**Exercise objective**: Repeat the material in full. Keep every line exactly as it is.

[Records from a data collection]
—————
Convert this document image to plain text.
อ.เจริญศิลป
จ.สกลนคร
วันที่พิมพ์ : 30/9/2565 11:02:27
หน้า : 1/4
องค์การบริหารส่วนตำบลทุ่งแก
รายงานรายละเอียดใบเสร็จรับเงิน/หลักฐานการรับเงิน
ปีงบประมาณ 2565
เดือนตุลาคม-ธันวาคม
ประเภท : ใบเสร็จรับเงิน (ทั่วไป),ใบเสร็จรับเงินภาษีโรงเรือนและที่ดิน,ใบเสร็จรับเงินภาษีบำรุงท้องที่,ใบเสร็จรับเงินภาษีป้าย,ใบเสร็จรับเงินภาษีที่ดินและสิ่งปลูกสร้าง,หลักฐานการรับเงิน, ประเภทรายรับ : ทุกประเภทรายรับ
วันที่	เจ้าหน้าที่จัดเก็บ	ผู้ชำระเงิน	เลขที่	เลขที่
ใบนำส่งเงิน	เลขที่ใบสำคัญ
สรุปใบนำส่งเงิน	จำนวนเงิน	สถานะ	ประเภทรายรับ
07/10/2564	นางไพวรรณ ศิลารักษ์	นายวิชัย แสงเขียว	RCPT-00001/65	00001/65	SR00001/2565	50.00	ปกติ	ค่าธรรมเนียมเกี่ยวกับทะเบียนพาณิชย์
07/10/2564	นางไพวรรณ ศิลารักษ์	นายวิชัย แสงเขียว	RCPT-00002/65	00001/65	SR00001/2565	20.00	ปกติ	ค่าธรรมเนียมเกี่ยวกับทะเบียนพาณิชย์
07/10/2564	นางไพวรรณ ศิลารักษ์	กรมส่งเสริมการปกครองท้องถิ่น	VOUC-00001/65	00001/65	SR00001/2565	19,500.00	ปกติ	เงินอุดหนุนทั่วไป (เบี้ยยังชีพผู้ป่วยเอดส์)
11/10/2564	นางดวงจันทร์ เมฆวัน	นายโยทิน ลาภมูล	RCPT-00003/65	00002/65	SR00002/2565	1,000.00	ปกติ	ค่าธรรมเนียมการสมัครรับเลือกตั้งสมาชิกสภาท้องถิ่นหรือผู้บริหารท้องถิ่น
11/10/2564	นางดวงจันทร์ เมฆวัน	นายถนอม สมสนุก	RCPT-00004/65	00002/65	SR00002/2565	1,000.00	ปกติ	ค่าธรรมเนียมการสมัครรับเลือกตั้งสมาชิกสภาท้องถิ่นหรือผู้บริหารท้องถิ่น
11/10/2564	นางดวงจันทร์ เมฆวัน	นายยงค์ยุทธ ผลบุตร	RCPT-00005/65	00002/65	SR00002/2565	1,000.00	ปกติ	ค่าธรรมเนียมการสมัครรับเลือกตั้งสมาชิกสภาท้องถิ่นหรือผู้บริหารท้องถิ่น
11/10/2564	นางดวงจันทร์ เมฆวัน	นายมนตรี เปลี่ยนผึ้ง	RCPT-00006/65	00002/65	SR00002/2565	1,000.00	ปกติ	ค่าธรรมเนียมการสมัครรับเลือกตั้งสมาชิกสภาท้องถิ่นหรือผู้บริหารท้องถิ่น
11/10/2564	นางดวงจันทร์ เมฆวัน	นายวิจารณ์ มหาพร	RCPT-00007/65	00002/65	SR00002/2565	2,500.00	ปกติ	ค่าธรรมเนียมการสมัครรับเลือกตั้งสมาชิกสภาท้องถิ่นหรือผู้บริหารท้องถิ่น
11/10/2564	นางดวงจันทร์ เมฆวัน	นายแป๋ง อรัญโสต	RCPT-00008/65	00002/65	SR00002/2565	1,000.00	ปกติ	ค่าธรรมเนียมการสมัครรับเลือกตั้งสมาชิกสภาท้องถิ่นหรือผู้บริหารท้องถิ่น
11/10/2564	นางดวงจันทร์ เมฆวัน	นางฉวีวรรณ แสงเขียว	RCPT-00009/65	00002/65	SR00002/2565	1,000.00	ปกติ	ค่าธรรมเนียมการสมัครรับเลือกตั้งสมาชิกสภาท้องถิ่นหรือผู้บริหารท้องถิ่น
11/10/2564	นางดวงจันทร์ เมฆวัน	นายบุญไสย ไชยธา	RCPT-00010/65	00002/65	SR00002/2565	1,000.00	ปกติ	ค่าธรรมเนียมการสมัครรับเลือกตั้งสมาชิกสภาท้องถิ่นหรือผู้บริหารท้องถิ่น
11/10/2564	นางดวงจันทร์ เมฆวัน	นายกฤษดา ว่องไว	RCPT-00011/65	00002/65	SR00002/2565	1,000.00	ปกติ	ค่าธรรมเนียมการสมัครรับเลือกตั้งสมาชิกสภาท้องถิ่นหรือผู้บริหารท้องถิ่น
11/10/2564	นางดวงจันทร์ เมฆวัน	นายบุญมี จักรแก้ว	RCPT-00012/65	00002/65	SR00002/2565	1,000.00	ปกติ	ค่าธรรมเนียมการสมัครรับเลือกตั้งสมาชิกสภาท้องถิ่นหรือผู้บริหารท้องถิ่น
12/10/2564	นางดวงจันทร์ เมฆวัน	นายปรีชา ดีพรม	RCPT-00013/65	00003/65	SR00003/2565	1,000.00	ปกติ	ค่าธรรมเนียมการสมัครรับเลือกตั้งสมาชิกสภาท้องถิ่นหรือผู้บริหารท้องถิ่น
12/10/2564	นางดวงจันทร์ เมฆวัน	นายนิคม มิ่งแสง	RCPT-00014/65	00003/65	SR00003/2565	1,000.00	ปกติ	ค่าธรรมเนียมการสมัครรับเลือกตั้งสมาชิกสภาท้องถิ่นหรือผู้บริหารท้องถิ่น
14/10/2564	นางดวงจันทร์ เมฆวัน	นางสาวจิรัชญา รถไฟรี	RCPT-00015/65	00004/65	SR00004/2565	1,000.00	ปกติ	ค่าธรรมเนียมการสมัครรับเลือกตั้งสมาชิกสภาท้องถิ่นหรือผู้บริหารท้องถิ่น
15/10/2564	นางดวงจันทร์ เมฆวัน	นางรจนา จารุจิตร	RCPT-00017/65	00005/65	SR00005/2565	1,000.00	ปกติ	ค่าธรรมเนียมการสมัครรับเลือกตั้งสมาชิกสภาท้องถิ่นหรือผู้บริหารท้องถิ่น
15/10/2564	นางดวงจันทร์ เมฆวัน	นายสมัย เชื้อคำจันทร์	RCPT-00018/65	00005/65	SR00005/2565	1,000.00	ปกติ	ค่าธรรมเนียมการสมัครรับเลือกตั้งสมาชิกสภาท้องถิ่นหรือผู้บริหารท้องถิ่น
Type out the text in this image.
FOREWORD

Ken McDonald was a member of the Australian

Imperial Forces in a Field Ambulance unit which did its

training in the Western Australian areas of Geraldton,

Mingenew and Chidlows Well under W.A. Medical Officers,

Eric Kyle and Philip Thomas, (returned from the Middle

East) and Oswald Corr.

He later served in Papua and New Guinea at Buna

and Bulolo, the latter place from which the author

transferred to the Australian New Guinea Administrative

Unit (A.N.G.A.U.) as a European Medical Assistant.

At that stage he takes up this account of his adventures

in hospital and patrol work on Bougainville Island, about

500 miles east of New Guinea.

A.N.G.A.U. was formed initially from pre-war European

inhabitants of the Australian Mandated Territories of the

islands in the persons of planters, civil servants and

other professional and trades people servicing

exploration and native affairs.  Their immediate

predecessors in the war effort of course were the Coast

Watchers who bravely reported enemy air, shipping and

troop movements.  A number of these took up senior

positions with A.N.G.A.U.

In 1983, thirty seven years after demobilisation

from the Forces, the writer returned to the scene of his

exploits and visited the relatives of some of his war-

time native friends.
—————
**Answer to this problem**:
Convert this document image to plain text.
อ.เจริญศิลป
จ.สกลนคร
วันที่พิมพ์ : 30/9/2565 11:02:27
หน้า : 1/4
องค์การบริหารส่วนตำบลทุ่งแก
รายงานรายละเอียดใบเสร็จรับเงิน/หลักฐานการรับเงิน
ปีงบประมาณ 2565
เดือนตุลาคม-ธันวาคม
ประเภท : ใบเสร็จรับเงิน (ทั่วไป),ใบเสร็จรับเงินภาษีโรงเรือนและที่ดิน,ใบเสร็จรับเงินภาษีบำรุงท้องที่,ใบเสร็จรับเงินภาษีป้าย,ใบเสร็จรับเงินภาษีที่ดินและสิ่งปลูกสร้าง,หลักฐานการรับเงิน, ประเภทรายรับ : ทุกประเภทรายรับ
วันที่	เจ้าหน้าที่จัดเก็บ	ผู้ชำระเงิน	เลขที่	เลขที่
ใบนำส่งเงิน	เลขที่ใบสำคัญ
สรุปใบนำส่งเงิน	จำนวนเงิน	สถานะ	ประเภทรายรับ
07/10/2564	นางไพวรรณ ศิลารักษ์	นายวิชัย แสงเขียว	RCPT-00001/65	00001/65	SR00001/2565	50.00	ปกติ	ค่าธรรมเนียมเกี่ยวกับทะเบียนพาณิชย์
07/10/2564	นางไพวรรณ ศิลารักษ์	นายวิชัย แสงเขียว	RCPT-00002/65	00001/65	SR00001/2565	20.00	ปกติ	ค่าธรรมเนียมเกี่ยวกับทะเบียนพาณิชย์
07/10/2564	นางไพวรรณ ศิลารักษ์	กรมส่งเสริมการปกครองท้องถิ่น	VOUC-00001/65	00001/65	SR00001/2565	19,500.00	ปกติ	เงินอุดหนุนทั่วไป (เบี้ยยังชีพผู้ป่วยเอดส์)
11/10/2564	นางดวงจันทร์ เมฆวัน	นายโยทิน ลาภมูล	RCPT-00003/65	00002/65	SR00002/2565	1,000.00	ปกติ	ค่าธรรมเนียมการสมัครรับเลือกตั้งสมาชิกสภาท้องถิ่นหรือผู้บริหารท้องถิ่น
11/10/2564	นางดวงจันทร์ เมฆวัน	นายถนอม สมสนุก	RCPT-00004/65	00002/65	SR00002/2565	1,000.00	ปกติ	ค่าธรรมเนียมการสมัครรับเลือกตั้งสมาชิกสภาท้องถิ่นหรือผู้บริหารท้องถิ่น
11/10/2564	นางดวงจันทร์ เมฆวัน	นายยงค์ยุทธ ผลบุตร	RCPT-00005/65	00002/65	SR00002/2565	1,000.00	ปกติ	ค่าธรรมเนียมการสมัครรับเลือกตั้งสมาชิกสภาท้องถิ่นหรือผู้บริหารท้องถิ่น
11/10/2564	นางดวงจันทร์ เมฆวัน	นายมนตรี เปลี่ยนผึ้ง	RCPT-00006/65	00002/65	SR00002/2565	1,000.00	ปกติ	ค่าธรรมเนียมการสมัครรับเลือกตั้งสมาชิกสภาท้องถิ่นหรือผู้บริหารท้องถิ่น
11/10/2564	นางดวงจันทร์ เมฆวัน	นายวิจารณ์ มหาพร	RCPT-00007/65	00002/65	SR00002/2565	2,500.00	ปกติ	ค่าธรรมเนียมการสมัครรับเลือกตั้งสมาชิกสภาท้องถิ่นหรือผู้บริหารท้องถิ่น
11/10/2564	นางดวงจันทร์ เมฆวัน	นายแป๋ง อรัญโสต	RCPT-00008/65	00002/65	SR00002/2565	1,000.00	ปกติ	ค่าธรรมเนียมการสมัครรับเลือกตั้งสมาชิกสภาท้องถิ่นหรือผู้บริหารท้องถิ่น
11/10/2564	นางดวงจันทร์ เมฆวัน	นางฉวีวรรณ แสงเขียว	RCPT-00009/65	00002/65	SR00002/2565	1,000.00	ปกติ	ค่าธรรมเนียมการสมัครรับเลือกตั้งสมาชิกสภาท้องถิ่นหรือผู้บริหารท้องถิ่น
11/10/2564	นางดวงจันทร์ เมฆวัน	นายบุญไสย ไชยธา	RCPT-00010/65	00002/65	SR00002/2565	1,000.00	ปกติ	ค่าธรรมเนียมการสมัครรับเลือกตั้งสมาชิกสภาท้องถิ่นหรือผู้บริหารท้องถิ่น
11/10/2564	นางดวงจันทร์ เมฆวัน	นายกฤษดา ว่องไว	RCPT-00011/65	00002/65	SR00002/2565	1,000.00	ปกติ	ค่าธรรมเนียมการสมัครรับเลือกตั้งสมาชิกสภาท้องถิ่นหรือผู้บริหารท้องถิ่น
11/10/2564	นางดวงจันทร์ เมฆวัน	นายบุญมี จักรแก้ว	RCPT-00012/65	00002/65	SR00002/2565	1,000.00	ปกติ	ค่าธรรมเนียมการสมัครรับเลือกตั้งสมาชิกสภาท้องถิ่นหรือผู้บริหารท้องถิ่น
12/10/2564	นางดวงจันทร์ เมฆวัน	นายปรีชา ดีพรม	RCPT-00013/65	00003/65	SR00003/2565	1,000.00	ปกติ	ค่าธรรมเนียมการสมัครรับเลือกตั้งสมาชิกสภาท้องถิ่นหรือผู้บริหารท้องถิ่น
12/10/2564	นางดวงจันทร์ เมฆวัน	นายนิคม มิ่งแสง	RCPT-00014/65	00003/65	SR00003/2565	1,000.00	ปกติ	ค่าธรรมเนียมการสมัครรับเลือกตั้งสมาชิกสภาท้องถิ่นหรือผู้บริหารท้องถิ่น
14/10/2564	นางดวงจันทร์ เมฆวัน	นางสาวจิรัชญา รถไฟรี	RCPT-00015/65	00004/65	SR00004/2565	1,000.00	ปกติ	ค่าธรรมเนียมการสมัครรับเลือกตั้งสมาชิกสภาท้องถิ่นหรือผู้บริหารท้องถิ่น
15/10/2564	นางดวงจันทร์ เมฆวัน	นางรจนา จารุจิตร	RCPT-00017/65	00005/65	SR00005/2565	1,000.00	ปกติ	ค่าธรรมเนียมการสมัครรับเลือกตั้งสมาชิกสภาท้องถิ่นหรือผู้บริหารท้องถิ่น
15/10/2564	นางดวงจันทร์ เมฆวัน	นายสมัย เชื้อคำจันทร์	RCPT-00018/65	00005/65	SR00005/2565	1,000.00	ปกติ	ค่าธรรมเนียมการสมัครรับเลือกตั้งสมาชิกสภาท้องถิ่นหรือผู้บริหารท้องถิ่น
Type out the text in this image.
FOREWORD

Ken McDonald was a member of the Australian

Imperial Forces in a Field Ambulance unit which did its

training in the Western Australian areas of Geraldton,

Mingenew and Chidlows Well under W.A. Medical Officers,

Eric Kyle and Philip Thomas, (returned from the Middle

East) and Oswald Corr.

He later served in Papua and New Guinea at Buna

and Bulolo, the latter place from which the author

transferred to the Australian New Guinea Administrative

Unit (A.N.G.A.U.) as a European Medical Assistant.

At that stage he takes up this account of his adventures

in hospital and patrol work on Bougainville Island, about

500 miles east of New Guinea.

A.N.G.A.U. was formed initially from pre-war European

inhabitants of the Australian Mandated Territories of the

islands in the persons of planters, civil servants and

other professional and trades people servicing

exploration and native affairs.  Their immediate

predecessors in the war effort of course were the Coast

Watchers who bravely reported enemy air, shipping and

troop movements.  A number of these took up senior

positions with A.N.G.A.U.

In 1983, thirty seven years after demobilisation

from the Forces, the writer returned to the scene of his

exploits and visited the relatives of some of his war-

time native friends.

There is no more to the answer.